Exercise directions:
Note each line that includes the word "Prevalence". Copy those lines.

Data listing:
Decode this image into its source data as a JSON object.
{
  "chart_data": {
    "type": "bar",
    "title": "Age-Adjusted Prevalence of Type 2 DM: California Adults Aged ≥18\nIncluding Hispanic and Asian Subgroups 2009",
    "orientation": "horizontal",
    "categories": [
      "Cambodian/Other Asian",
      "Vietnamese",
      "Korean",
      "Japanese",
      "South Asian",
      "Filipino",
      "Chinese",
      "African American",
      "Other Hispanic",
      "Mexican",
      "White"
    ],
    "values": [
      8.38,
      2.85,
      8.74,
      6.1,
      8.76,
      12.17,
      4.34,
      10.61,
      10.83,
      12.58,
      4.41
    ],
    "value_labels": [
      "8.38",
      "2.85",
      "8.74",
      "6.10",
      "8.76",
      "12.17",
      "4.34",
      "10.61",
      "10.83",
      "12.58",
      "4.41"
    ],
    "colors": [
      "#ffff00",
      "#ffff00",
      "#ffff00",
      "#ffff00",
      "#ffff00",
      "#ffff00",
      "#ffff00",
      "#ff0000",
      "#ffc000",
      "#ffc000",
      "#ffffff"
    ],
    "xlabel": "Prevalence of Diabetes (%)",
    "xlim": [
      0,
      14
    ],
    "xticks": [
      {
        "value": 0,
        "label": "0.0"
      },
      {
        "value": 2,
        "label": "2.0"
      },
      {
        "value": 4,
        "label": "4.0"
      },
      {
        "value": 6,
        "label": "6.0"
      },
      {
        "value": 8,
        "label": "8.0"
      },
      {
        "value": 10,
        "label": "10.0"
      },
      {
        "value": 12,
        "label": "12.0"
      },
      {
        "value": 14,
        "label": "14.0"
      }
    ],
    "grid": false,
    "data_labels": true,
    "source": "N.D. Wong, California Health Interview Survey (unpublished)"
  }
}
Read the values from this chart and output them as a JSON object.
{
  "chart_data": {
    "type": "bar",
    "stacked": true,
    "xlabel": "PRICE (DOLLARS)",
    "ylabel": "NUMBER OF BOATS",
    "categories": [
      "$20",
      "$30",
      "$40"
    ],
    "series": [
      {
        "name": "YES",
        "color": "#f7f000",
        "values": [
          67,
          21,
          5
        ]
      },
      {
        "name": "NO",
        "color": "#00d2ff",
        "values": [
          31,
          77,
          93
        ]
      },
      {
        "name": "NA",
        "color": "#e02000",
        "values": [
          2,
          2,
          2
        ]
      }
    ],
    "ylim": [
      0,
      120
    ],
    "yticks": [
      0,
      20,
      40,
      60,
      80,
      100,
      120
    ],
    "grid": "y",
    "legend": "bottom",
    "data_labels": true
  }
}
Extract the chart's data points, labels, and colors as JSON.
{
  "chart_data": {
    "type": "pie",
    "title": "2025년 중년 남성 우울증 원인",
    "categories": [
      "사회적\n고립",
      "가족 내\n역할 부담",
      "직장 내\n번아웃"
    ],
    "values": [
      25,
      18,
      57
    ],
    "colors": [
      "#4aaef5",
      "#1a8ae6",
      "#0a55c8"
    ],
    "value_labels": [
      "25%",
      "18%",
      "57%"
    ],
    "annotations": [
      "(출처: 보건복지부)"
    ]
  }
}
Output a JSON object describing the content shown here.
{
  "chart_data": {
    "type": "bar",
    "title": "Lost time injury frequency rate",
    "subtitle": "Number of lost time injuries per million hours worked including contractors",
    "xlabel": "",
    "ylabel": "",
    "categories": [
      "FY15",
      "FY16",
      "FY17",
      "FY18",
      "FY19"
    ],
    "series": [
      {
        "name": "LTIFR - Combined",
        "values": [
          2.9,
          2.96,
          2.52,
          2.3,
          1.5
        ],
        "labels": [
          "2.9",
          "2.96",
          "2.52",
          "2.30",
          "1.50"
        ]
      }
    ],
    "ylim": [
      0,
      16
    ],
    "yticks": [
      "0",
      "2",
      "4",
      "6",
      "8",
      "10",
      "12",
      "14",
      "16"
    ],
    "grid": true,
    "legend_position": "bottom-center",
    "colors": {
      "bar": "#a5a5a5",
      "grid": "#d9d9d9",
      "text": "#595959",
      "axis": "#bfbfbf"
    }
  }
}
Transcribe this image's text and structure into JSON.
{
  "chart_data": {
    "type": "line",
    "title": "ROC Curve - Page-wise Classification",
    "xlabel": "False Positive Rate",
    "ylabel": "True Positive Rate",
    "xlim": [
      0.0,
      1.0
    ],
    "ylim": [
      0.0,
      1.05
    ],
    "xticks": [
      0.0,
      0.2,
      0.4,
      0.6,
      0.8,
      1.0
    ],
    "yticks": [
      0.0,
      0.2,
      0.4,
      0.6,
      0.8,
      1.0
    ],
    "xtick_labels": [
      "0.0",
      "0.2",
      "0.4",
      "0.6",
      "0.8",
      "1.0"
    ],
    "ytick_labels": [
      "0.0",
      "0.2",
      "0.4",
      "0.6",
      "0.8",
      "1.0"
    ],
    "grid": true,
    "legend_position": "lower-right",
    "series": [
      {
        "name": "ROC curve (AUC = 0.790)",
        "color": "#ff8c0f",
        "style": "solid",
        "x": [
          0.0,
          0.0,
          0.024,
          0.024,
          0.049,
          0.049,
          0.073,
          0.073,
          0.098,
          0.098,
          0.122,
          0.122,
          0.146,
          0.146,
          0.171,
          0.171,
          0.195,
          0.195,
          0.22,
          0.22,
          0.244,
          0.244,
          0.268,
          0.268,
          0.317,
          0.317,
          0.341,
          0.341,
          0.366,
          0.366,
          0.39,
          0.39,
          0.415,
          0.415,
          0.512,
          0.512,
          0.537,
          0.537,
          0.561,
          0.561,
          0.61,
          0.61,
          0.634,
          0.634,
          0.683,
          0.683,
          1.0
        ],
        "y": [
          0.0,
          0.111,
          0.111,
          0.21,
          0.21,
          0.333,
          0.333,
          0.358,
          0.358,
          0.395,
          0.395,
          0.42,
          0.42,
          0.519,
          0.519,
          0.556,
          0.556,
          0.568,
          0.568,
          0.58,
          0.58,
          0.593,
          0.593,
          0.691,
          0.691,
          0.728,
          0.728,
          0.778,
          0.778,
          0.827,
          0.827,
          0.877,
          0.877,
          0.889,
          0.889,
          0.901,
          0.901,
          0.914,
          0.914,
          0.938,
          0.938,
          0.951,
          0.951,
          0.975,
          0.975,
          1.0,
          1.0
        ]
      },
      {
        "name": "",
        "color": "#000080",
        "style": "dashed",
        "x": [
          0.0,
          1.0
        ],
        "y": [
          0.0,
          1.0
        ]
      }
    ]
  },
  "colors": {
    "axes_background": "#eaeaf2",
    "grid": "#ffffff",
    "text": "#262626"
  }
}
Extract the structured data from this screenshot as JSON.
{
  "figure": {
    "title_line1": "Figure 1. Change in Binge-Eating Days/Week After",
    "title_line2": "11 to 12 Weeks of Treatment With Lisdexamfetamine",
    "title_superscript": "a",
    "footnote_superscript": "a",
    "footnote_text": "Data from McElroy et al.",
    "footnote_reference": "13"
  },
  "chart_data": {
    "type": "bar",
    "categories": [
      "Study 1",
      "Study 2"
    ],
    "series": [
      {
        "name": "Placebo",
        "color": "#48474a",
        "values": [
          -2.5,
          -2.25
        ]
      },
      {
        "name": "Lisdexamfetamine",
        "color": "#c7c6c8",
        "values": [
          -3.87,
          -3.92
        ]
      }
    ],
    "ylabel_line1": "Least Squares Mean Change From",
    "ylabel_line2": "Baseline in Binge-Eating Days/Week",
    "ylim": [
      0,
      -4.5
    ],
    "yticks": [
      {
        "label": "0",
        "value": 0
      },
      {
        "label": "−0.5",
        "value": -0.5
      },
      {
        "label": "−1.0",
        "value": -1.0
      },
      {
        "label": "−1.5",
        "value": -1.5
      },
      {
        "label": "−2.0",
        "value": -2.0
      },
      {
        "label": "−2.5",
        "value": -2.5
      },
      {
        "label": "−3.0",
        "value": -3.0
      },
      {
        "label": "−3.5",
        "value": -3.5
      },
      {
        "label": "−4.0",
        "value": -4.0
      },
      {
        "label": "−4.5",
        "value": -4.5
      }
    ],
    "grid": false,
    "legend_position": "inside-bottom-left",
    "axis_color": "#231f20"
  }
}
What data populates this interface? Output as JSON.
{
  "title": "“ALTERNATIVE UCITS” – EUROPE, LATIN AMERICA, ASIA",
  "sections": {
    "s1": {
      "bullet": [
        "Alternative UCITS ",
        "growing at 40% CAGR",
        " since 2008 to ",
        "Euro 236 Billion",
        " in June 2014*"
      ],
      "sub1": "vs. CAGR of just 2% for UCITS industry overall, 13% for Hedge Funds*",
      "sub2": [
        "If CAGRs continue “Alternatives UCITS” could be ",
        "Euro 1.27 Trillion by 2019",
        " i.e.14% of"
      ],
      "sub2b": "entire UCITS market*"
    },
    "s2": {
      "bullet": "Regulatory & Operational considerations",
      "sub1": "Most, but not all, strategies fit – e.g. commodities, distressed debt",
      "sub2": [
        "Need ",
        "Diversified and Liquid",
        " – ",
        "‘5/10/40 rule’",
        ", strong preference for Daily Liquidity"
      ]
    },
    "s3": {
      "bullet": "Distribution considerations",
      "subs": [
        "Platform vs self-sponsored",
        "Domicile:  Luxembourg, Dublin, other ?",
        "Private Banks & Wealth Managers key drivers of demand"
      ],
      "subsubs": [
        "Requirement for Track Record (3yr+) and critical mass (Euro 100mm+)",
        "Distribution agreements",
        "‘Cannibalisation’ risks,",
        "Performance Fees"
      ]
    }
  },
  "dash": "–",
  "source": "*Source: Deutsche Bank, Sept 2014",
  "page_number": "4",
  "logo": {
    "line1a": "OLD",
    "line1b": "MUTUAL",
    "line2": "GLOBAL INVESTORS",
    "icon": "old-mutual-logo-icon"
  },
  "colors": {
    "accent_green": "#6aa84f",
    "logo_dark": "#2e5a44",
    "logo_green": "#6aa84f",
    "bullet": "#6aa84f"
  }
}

Output below:
    "title": "Age-Adjusted Prevalence of Type 2 DM: California Adults Aged ≥18\nIncluding Hispanic and Asian Subgroups 2009",
    "xlabel": "Prevalence of Diabetes (%)",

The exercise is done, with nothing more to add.